* _Exercise_:
Look through the listing for the word "Dahl". Copy each line that has it.

* _Extracted material_:
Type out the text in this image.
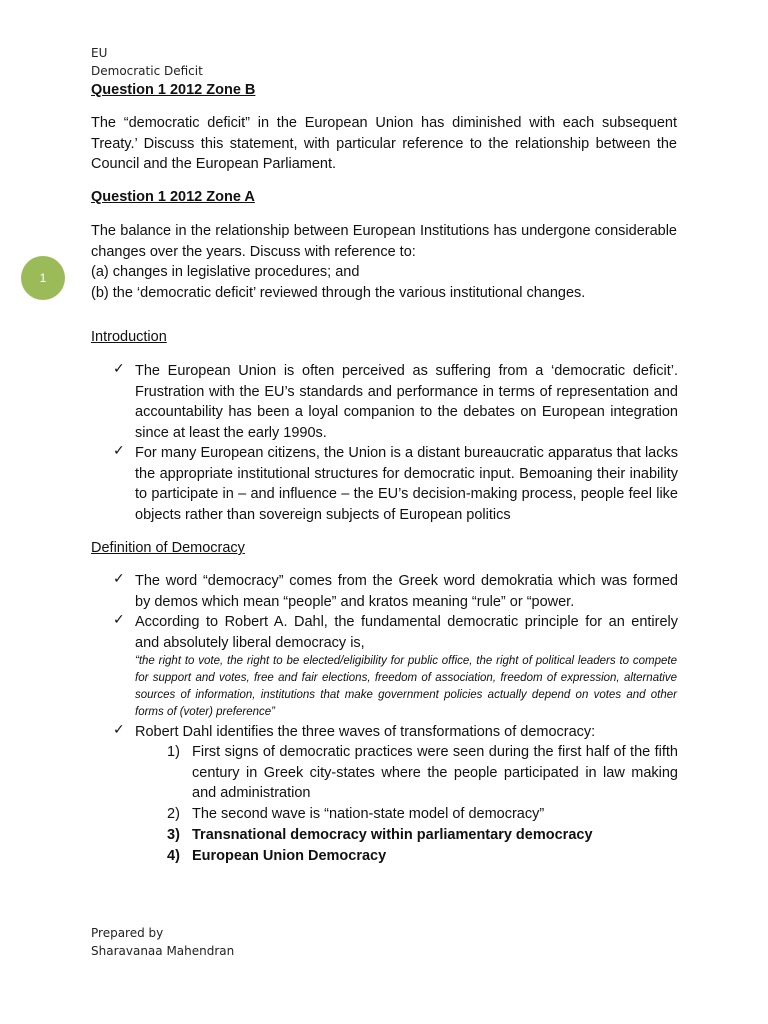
EU
Democratic Deficit
Question 1 2012 Zone B
The “democratic deficit” in the European Union has diminished with each subsequent Treaty.’ Discuss this statement, with particular reference to the relationship between the Council and the European Parliament.
Question 1 2012 Zone A
The balance in the relationship between European Institutions has undergone considerable changes over the years. Discuss with reference to:
(a) changes in legislative procedures; and
(b) the ‘democratic deficit’ reviewed through the various institutional changes.
1
Introduction
✓ The European Union is often perceived as suffering from a ‘democratic deficit’. Frustration with the EU’s standards and performance in terms of representation and accountability has been a loyal companion to the debates on European integration since at least the early 1990s.
✓ For many European citizens, the Union is a distant bureaucratic apparatus that lacks the appropriate institutional structures for democratic input. Bemoaning their inability to participate in – and influence – the EU’s decision-making process, people feel like objects rather than sovereign subjects of European politics
Definition of Democracy
✓ The word “democracy” comes from the Greek word demokratia which was formed by demos which mean “people” and kratos meaning “rule” or “power.
✓ According to Robert A. Dahl, the fundamental democratic principle for an entirely and absolutely liberal democracy is,
“the right to vote, the right to be elected/eligibility for public office, the right of political leaders to compete for support and votes, free and fair elections, freedom of association, freedom of expression, alternative sources of information, institutions that make government policies actually depend on votes and other forms of (voter) preference”
✓ Robert Dahl identifies the three waves of transformations of democracy:
1) First signs of democratic practices were seen during the first half of the fifth century in Greek city-states where the people participated in law making and administration
2) The second wave is “nation-state model of democracy”
3) Transnational democracy within parliamentary democracy
4) European Union Democracy
Prepared by
Sharavanaa Mahendran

* _Finished task_:
✓ According to Robert A. Dahl, the fundamental democratic principle for an entirely and absolutely liberal democracy is,
✓ Robert Dahl identifies the three waves of transformations of democracy:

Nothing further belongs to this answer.